**Given problem**
Pick out every line with the word "link" and copy it.

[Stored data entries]
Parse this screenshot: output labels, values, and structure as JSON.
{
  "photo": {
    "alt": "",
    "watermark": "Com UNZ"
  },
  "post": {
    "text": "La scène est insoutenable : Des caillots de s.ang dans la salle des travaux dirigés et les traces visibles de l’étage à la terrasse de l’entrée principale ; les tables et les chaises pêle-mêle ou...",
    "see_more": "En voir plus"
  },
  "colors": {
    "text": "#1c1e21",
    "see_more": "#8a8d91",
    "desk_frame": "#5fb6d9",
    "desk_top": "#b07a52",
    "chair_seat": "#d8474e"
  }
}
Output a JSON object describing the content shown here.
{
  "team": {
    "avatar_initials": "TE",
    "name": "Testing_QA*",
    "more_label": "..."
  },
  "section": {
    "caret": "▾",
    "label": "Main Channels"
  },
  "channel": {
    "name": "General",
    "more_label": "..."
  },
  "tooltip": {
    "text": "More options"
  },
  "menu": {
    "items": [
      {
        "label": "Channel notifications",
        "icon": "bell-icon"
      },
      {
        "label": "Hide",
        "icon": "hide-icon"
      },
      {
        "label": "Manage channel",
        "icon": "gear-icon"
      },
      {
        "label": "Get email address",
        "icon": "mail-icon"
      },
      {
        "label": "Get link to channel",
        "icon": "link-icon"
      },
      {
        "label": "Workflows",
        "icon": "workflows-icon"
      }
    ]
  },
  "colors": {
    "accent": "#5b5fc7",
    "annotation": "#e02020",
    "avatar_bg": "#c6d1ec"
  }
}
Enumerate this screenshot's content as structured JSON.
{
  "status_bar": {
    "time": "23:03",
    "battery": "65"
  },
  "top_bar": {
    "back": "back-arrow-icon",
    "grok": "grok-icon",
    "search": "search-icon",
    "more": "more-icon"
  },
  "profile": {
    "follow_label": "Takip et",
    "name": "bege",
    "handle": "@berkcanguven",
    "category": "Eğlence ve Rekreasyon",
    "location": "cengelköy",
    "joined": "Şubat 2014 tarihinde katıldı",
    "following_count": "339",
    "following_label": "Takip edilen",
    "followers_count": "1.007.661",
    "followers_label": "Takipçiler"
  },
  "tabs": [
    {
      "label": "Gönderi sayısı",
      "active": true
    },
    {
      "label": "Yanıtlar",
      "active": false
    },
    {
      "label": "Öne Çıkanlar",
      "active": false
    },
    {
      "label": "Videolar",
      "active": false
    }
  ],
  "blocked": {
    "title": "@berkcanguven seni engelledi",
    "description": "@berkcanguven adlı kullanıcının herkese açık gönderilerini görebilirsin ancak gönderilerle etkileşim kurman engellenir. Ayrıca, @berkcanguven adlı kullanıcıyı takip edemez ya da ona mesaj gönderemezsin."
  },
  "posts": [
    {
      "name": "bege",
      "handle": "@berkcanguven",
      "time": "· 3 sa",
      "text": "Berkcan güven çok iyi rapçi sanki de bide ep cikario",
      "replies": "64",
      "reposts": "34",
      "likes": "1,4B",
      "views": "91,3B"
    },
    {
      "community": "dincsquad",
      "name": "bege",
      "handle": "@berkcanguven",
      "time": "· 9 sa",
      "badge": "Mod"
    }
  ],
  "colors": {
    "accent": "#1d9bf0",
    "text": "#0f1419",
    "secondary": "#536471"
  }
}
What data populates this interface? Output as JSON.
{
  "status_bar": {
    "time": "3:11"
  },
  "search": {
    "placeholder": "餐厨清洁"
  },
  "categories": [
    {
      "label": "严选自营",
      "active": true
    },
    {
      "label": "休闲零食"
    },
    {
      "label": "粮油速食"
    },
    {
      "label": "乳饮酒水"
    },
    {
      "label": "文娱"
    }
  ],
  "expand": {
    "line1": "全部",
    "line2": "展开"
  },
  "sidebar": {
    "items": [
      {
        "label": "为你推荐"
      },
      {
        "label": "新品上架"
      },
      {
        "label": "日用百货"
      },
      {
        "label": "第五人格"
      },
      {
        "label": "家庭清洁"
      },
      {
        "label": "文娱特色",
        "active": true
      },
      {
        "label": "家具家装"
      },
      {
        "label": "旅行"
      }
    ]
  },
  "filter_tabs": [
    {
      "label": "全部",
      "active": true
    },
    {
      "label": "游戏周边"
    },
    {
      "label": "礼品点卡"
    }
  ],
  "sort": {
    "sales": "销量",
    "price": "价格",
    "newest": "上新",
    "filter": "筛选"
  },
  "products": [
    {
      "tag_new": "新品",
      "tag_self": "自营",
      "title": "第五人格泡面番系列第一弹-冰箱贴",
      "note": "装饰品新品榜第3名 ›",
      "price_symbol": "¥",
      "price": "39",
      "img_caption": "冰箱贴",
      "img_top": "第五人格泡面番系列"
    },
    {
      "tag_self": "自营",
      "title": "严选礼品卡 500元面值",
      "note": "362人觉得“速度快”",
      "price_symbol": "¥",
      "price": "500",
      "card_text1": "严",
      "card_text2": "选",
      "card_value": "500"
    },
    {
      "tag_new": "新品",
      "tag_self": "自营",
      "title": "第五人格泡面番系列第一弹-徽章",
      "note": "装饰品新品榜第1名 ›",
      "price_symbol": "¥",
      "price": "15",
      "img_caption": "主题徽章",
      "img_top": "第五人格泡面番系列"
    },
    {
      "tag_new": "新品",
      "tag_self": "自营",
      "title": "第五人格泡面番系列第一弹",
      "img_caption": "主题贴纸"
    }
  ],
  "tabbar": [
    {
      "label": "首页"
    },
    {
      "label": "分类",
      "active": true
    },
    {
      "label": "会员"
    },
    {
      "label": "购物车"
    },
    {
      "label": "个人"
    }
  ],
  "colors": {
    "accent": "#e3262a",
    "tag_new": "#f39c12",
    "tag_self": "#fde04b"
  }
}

**Correct response**
        "label": "Get link to channel",
        "icon": "link-icon"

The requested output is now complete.